Records contained in a dataset
Start

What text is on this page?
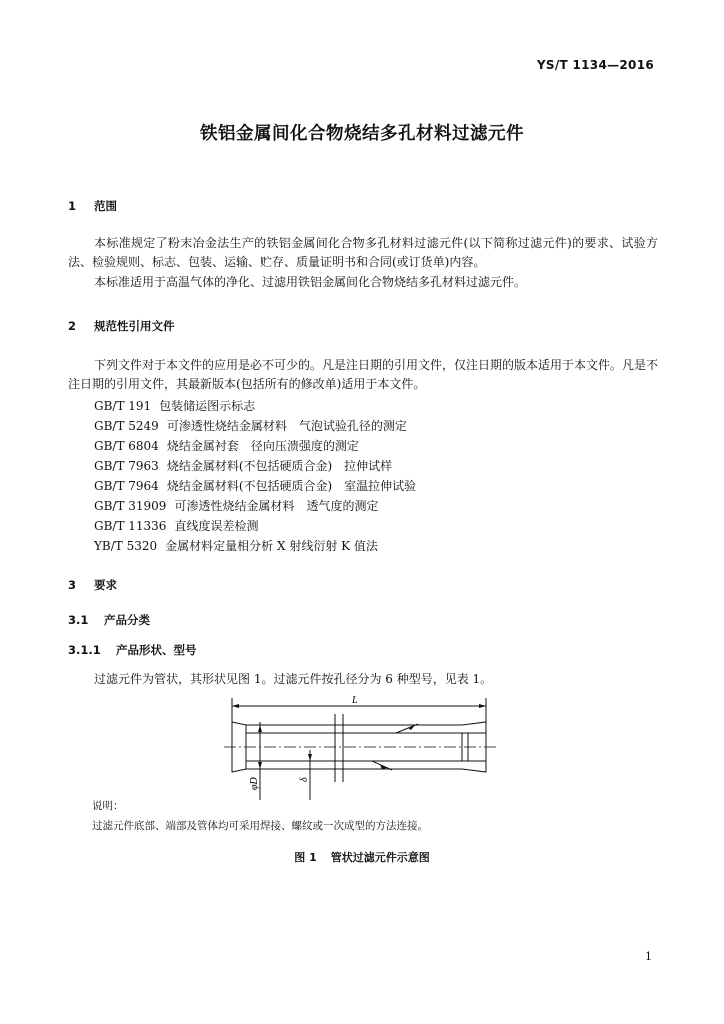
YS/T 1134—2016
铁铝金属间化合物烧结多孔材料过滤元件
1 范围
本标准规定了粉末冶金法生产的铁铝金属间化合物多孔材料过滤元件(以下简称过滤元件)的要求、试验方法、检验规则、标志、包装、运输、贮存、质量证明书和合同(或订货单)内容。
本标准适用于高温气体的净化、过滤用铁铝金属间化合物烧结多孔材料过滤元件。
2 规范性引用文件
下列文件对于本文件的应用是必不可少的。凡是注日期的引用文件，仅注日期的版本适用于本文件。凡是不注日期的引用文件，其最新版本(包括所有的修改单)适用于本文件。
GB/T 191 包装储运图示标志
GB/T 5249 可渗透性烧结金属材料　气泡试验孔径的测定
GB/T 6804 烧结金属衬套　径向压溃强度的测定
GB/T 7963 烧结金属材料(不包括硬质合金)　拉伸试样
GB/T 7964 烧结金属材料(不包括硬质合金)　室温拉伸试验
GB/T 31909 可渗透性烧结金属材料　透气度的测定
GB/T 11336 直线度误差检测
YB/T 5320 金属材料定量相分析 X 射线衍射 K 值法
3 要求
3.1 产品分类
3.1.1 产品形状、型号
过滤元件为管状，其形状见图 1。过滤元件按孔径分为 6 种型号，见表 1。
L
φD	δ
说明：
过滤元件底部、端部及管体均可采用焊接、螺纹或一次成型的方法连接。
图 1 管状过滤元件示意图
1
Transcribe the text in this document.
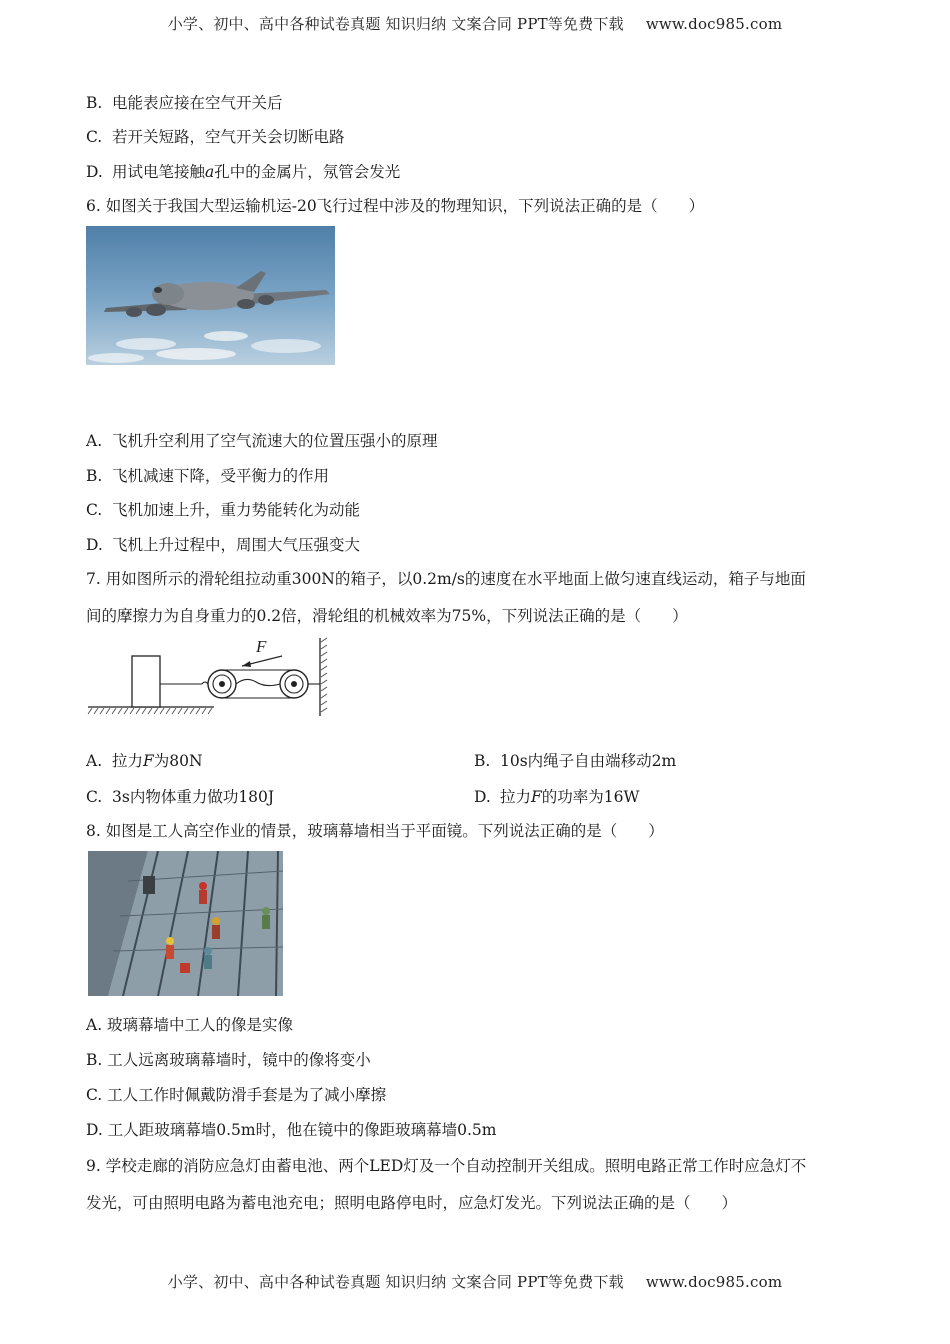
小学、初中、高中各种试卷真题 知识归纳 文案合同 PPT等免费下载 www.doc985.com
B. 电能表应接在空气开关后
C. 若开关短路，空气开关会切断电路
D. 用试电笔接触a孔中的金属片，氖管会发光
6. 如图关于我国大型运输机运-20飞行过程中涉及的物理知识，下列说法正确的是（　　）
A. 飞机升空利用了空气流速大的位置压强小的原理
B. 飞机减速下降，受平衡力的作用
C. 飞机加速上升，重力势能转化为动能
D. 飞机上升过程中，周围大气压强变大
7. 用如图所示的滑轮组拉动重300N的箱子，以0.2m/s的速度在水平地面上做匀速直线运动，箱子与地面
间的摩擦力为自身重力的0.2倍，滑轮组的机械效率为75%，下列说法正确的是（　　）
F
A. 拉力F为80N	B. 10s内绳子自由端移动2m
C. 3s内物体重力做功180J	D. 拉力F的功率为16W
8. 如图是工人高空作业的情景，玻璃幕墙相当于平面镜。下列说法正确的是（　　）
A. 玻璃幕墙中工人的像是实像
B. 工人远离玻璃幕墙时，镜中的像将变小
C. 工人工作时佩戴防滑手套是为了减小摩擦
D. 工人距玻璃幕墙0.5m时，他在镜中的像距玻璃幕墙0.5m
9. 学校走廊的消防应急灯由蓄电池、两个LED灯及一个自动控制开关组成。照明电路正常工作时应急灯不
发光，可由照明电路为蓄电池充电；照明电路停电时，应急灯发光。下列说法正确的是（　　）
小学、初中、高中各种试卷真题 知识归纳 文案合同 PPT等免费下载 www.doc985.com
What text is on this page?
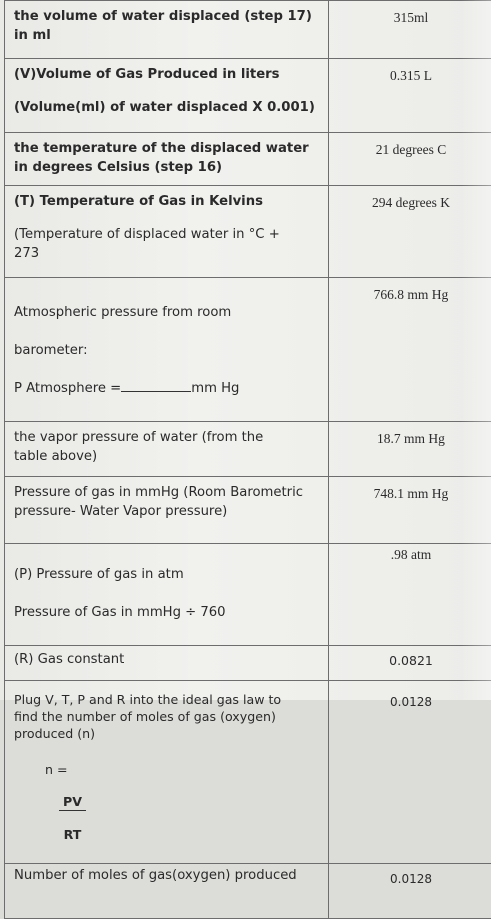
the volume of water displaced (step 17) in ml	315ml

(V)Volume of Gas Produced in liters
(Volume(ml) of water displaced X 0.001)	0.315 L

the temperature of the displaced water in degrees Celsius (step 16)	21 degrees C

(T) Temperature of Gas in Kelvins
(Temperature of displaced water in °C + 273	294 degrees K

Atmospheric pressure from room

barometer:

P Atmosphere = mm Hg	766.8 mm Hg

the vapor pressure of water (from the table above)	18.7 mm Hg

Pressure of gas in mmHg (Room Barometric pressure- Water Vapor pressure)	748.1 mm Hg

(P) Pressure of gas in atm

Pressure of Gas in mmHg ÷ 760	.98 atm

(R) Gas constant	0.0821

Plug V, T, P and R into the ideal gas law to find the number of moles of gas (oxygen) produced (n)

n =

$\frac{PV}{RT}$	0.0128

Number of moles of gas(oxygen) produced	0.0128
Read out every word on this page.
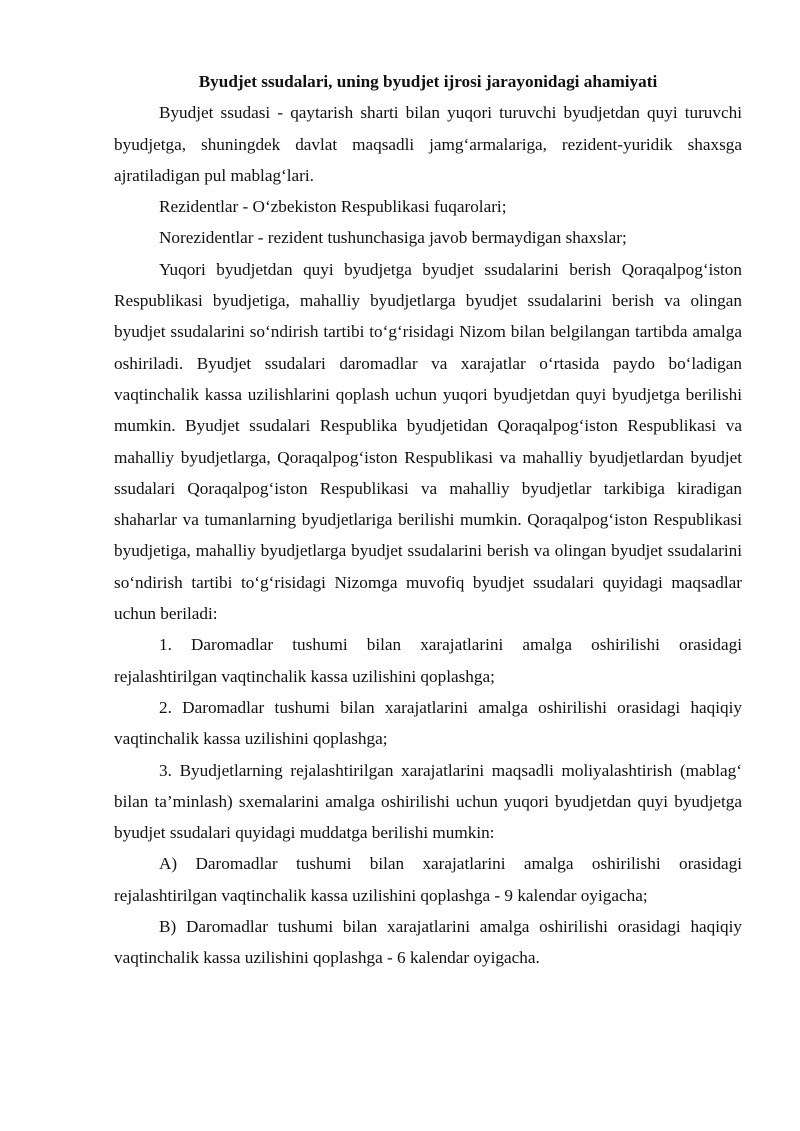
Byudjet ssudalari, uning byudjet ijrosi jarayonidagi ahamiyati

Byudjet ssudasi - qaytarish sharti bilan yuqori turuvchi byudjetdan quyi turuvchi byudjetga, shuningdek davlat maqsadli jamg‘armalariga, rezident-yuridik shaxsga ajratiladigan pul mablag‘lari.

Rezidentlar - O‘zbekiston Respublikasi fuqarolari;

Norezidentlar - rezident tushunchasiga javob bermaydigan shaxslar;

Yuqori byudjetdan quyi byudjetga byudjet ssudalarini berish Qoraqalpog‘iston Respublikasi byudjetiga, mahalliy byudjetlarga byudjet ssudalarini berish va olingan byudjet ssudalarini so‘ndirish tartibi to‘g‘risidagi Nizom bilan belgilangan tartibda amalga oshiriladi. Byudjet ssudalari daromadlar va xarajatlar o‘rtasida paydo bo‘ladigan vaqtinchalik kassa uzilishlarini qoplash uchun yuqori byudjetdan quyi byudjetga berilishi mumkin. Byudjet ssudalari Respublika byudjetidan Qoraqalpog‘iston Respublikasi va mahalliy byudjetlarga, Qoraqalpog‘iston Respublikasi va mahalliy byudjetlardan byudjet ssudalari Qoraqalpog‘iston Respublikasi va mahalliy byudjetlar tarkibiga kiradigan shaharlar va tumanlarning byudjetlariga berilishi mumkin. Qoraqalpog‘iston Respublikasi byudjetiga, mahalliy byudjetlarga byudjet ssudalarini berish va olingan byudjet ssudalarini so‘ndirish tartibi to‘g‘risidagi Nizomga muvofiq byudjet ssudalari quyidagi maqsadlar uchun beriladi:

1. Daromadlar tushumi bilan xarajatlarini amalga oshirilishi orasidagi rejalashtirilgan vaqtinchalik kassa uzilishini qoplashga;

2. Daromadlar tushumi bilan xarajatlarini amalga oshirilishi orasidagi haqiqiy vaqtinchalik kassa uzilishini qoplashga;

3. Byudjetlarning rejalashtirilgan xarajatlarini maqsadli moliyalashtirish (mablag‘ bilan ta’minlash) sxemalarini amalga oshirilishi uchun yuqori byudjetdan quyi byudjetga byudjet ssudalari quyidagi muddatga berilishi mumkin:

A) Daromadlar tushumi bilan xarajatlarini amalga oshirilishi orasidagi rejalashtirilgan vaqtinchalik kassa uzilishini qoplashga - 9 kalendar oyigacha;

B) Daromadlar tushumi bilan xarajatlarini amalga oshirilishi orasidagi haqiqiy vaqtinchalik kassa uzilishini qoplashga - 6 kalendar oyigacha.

End

## Task statement
Reproduce the entries exactly. Do not carry over any picture.

## Output for this exercise
What text is on this page?
YS/T 1134—2016
铁铝金属间化合物烧结多孔材料过滤元件
1 范围
本标准规定了粉末冶金法生产的铁铝金属间化合物多孔材料过滤元件(以下简称过滤元件)的要求、试验方法、检验规则、标志、包装、运输、贮存、质量证明书和合同(或订货单)内容。
本标准适用于高温气体的净化、过滤用铁铝金属间化合物烧结多孔材料过滤元件。
2 规范性引用文件
下列文件对于本文件的应用是必不可少的。凡是注日期的引用文件，仅注日期的版本适用于本文件。凡是不注日期的引用文件，其最新版本(包括所有的修改单)适用于本文件。
GB/T 191 包装储运图示标志
GB/T 5249 可渗透性烧结金属材料　气泡试验孔径的测定
GB/T 6804 烧结金属衬套　径向压溃强度的测定
GB/T 7963 烧结金属材料(不包括硬质合金)　拉伸试样
GB/T 7964 烧结金属材料(不包括硬质合金)　室温拉伸试验
GB/T 31909 可渗透性烧结金属材料　透气度的测定
GB/T 11336 直线度误差检测
YB/T 5320 金属材料定量相分析 X 射线衍射 K 值法
3 要求
3.1 产品分类
3.1.1 产品形状、型号
过滤元件为管状，其形状见图 1。过滤元件按孔径分为 6 种型号，见表 1。
L
φD	δ
说明：
过滤元件底部、端部及管体均可采用焊接、螺纹或一次成型的方法连接。
图 1 管状过滤元件示意图
1
Transcribe the text in this document.
小学、初中、高中各种试卷真题 知识归纳 文案合同 PPT等免费下载 www.doc985.com
B. 电能表应接在空气开关后
C. 若开关短路，空气开关会切断电路
D. 用试电笔接触a孔中的金属片，氖管会发光
6. 如图关于我国大型运输机运-20飞行过程中涉及的物理知识，下列说法正确的是（　　）
A. 飞机升空利用了空气流速大的位置压强小的原理
B. 飞机减速下降，受平衡力的作用
C. 飞机加速上升，重力势能转化为动能
D. 飞机上升过程中，周围大气压强变大
7. 用如图所示的滑轮组拉动重300N的箱子，以0.2m/s的速度在水平地面上做匀速直线运动，箱子与地面
间的摩擦力为自身重力的0.2倍，滑轮组的机械效率为75%，下列说法正确的是（　　）
F
A. 拉力F为80N	B. 10s内绳子自由端移动2m
C. 3s内物体重力做功180J	D. 拉力F的功率为16W
8. 如图是工人高空作业的情景，玻璃幕墙相当于平面镜。下列说法正确的是（　　）
A. 玻璃幕墙中工人的像是实像
B. 工人远离玻璃幕墙时，镜中的像将变小
C. 工人工作时佩戴防滑手套是为了减小摩擦
D. 工人距玻璃幕墙0.5m时，他在镜中的像距玻璃幕墙0.5m
9. 学校走廊的消防应急灯由蓄电池、两个LED灯及一个自动控制开关组成。照明电路正常工作时应急灯不
发光，可由照明电路为蓄电池充电；照明电路停电时，应急灯发光。下列说法正确的是（　　）
小学、初中、高中各种试卷真题 知识归纳 文案合同 PPT等免费下载 www.doc985.com
What text is on this page?
the volume of water displaced (step 17) in ml	315ml

(V)Volume of Gas Produced in liters
(Volume(ml) of water displaced X 0.001)	0.315 L

the temperature of the displaced water in degrees Celsius (step 16)	21 degrees C

(T) Temperature of Gas in Kelvins
(Temperature of displaced water in °C + 273	294 degrees K

Atmospheric pressure from room

barometer:

P Atmosphere = mm Hg	766.8 mm Hg

the vapor pressure of water (from the table above)	18.7 mm Hg

Pressure of gas in mmHg (Room Barometric pressure- Water Vapor pressure)	748.1 mm Hg

(P) Pressure of gas in atm

Pressure of Gas in mmHg ÷ 760	.98 atm

(R) Gas constant	0.0821

Plug V, T, P and R into the ideal gas law to find the number of moles of gas (oxygen) produced (n)

n =

$\frac{PV}{RT}$	0.0128

Number of moles of gas(oxygen) produced	0.0128
Read out every word on this page.
Byudjet ssudalari, uning byudjet ijrosi jarayonidagi ahamiyati

Byudjet ssudasi - qaytarish sharti bilan yuqori turuvchi byudjetdan quyi turuvchi byudjetga, shuningdek davlat maqsadli jamg‘armalariga, rezident-yuridik shaxsga ajratiladigan pul mablag‘lari.

Rezidentlar - O‘zbekiston Respublikasi fuqarolari;

Norezidentlar - rezident tushunchasiga javob bermaydigan shaxslar;

Yuqori byudjetdan quyi byudjetga byudjet ssudalarini berish Qoraqalpog‘iston Respublikasi byudjetiga, mahalliy byudjetlarga byudjet ssudalarini berish va olingan byudjet ssudalarini so‘ndirish tartibi to‘g‘risidagi Nizom bilan belgilangan tartibda amalga oshiriladi. Byudjet ssudalari daromadlar va xarajatlar o‘rtasida paydo bo‘ladigan vaqtinchalik kassa uzilishlarini qoplash uchun yuqori byudjetdan quyi byudjetga berilishi mumkin. Byudjet ssudalari Respublika byudjetidan Qoraqalpog‘iston Respublikasi va mahalliy byudjetlarga, Qoraqalpog‘iston Respublikasi va mahalliy byudjetlardan byudjet ssudalari Qoraqalpog‘iston Respublikasi va mahalliy byudjetlar tarkibiga kiradigan shaharlar va tumanlarning byudjetlariga berilishi mumkin. Qoraqalpog‘iston Respublikasi byudjetiga, mahalliy byudjetlarga byudjet ssudalarini berish va olingan byudjet ssudalarini so‘ndirish tartibi to‘g‘risidagi Nizomga muvofiq byudjet ssudalari quyidagi maqsadlar uchun beriladi:

1. Daromadlar tushumi bilan xarajatlarini amalga oshirilishi orasidagi rejalashtirilgan vaqtinchalik kassa uzilishini qoplashga;

2. Daromadlar tushumi bilan xarajatlarini amalga oshirilishi orasidagi haqiqiy vaqtinchalik kassa uzilishini qoplashga;

3. Byudjetlarning rejalashtirilgan xarajatlarini maqsadli moliyalashtirish (mablag‘ bilan ta’minlash) sxemalarini amalga oshirilishi uchun yuqori byudjetdan quyi byudjetga byudjet ssudalari quyidagi muddatga berilishi mumkin:

A) Daromadlar tushumi bilan xarajatlarini amalga oshirilishi orasidagi rejalashtirilgan vaqtinchalik kassa uzilishini qoplashga - 9 kalendar oyigacha;

B) Daromadlar tushumi bilan xarajatlarini amalga oshirilishi orasidagi haqiqiy vaqtinchalik kassa uzilishini qoplashga - 6 kalendar oyigacha.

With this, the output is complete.